**THE TASK**
Each entry that appears below should be restated exactly as it is.

**RAW DATA**
○ ○ ○

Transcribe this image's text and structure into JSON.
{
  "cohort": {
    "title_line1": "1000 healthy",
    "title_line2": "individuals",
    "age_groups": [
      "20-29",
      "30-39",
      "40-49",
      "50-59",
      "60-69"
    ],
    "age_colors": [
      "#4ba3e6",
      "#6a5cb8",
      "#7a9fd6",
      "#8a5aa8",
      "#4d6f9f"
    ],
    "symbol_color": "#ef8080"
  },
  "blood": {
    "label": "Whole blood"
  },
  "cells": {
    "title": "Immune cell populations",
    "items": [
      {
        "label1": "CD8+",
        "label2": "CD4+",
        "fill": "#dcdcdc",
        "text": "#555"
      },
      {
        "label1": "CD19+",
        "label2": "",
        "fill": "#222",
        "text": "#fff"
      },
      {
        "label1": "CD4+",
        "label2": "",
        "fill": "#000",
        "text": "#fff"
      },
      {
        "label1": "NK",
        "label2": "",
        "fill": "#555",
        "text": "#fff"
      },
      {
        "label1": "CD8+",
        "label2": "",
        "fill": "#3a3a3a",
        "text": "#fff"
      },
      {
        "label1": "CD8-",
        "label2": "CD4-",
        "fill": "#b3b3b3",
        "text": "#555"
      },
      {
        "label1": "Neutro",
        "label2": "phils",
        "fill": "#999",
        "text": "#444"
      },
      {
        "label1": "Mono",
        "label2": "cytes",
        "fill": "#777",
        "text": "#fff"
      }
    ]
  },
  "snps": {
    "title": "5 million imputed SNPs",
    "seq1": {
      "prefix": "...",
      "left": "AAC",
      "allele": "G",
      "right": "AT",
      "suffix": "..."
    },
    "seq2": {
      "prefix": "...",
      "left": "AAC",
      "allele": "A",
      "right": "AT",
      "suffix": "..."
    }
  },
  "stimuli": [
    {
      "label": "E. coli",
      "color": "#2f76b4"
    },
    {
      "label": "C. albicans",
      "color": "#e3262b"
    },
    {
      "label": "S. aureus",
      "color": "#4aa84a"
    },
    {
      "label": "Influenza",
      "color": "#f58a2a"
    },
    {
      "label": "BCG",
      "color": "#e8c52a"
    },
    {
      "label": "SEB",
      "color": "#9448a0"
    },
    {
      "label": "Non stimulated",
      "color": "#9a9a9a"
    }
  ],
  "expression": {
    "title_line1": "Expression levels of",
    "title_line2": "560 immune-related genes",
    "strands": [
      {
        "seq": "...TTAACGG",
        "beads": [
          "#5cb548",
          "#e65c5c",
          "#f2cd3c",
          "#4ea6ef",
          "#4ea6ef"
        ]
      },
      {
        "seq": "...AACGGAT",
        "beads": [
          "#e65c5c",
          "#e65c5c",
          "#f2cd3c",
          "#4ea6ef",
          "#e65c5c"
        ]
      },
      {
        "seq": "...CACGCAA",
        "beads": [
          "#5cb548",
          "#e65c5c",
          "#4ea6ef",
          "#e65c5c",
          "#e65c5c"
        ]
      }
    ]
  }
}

○ ○ ○

**OUTPUT BELOW**
Transcribe this image's text and structure into JSON.
{
  "cohort": {
    "title_line1": "1000 healthy",
    "title_line2": "individuals",
    "age_groups": [
      "20-29",
      "30-39",
      "40-49",
      "50-59",
      "60-69"
    ],
    "age_colors": [
      "#4ba3e6",
      "#6a5cb8",
      "#7a9fd6",
      "#8a5aa8",
      "#4d6f9f"
    ],
    "symbol_color": "#ef8080"
  },
  "blood": {
    "label": "Whole blood"
  },
  "cells": {
    "title": "Immune cell populations",
    "items": [
      {
        "label1": "CD8+",
        "label2": "CD4+",
        "fill": "#dcdcdc",
        "text": "#555"
      },
      {
        "label1": "CD19+",
        "label2": "",
        "fill": "#222",
        "text": "#fff"
      },
      {
        "label1": "CD4+",
        "label2": "",
        "fill": "#000",
        "text": "#fff"
      },
      {
        "label1": "NK",
        "label2": "",
        "fill": "#555",
        "text": "#fff"
      },
      {
        "label1": "CD8+",
        "label2": "",
        "fill": "#3a3a3a",
        "text": "#fff"
      },
      {
        "label1": "CD8-",
        "label2": "CD4-",
        "fill": "#b3b3b3",
        "text": "#555"
      },
      {
        "label1": "Neutro",
        "label2": "phils",
        "fill": "#999",
        "text": "#444"
      },
      {
        "label1": "Mono",
        "label2": "cytes",
        "fill": "#777",
        "text": "#fff"
      }
    ]
  },
  "snps": {
    "title": "5 million imputed SNPs",
    "seq1": {
      "prefix": "...",
      "left": "AAC",
      "allele": "G",
      "right": "AT",
      "suffix": "..."
    },
    "seq2": {
      "prefix": "...",
      "left": "AAC",
      "allele": "A",
      "right": "AT",
      "suffix": "..."
    }
  },
  "stimuli": [
    {
      "label": "E. coli",
      "color": "#2f76b4"
    },
    {
      "label": "C. albicans",
      "color": "#e3262b"
    },
    {
      "label": "S. aureus",
      "color": "#4aa84a"
    },
    {
      "label": "Influenza",
      "color": "#f58a2a"
    },
    {
      "label": "BCG",
      "color": "#e8c52a"
    },
    {
      "label": "SEB",
      "color": "#9448a0"
    },
    {
      "label": "Non stimulated",
      "color": "#9a9a9a"
    }
  ],
  "expression": {
    "title_line1": "Expression levels of",
    "title_line2": "560 immune-related genes",
    "strands": [
      {
        "seq": "...TTAACGG",
        "beads": [
          "#5cb548",
          "#e65c5c",
          "#f2cd3c",
          "#4ea6ef",
          "#4ea6ef"
        ]
      },
      {
        "seq": "...AACGGAT",
        "beads": [
          "#e65c5c",
          "#e65c5c",
          "#f2cd3c",
          "#4ea6ef",
          "#e65c5c"
        ]
      },
      {
        "seq": "...CACGCAA",
        "beads": [
          "#5cb548",
          "#e65c5c",
          "#4ea6ef",
          "#e65c5c",
          "#e65c5c"
        ]
      }
    ]
  }
}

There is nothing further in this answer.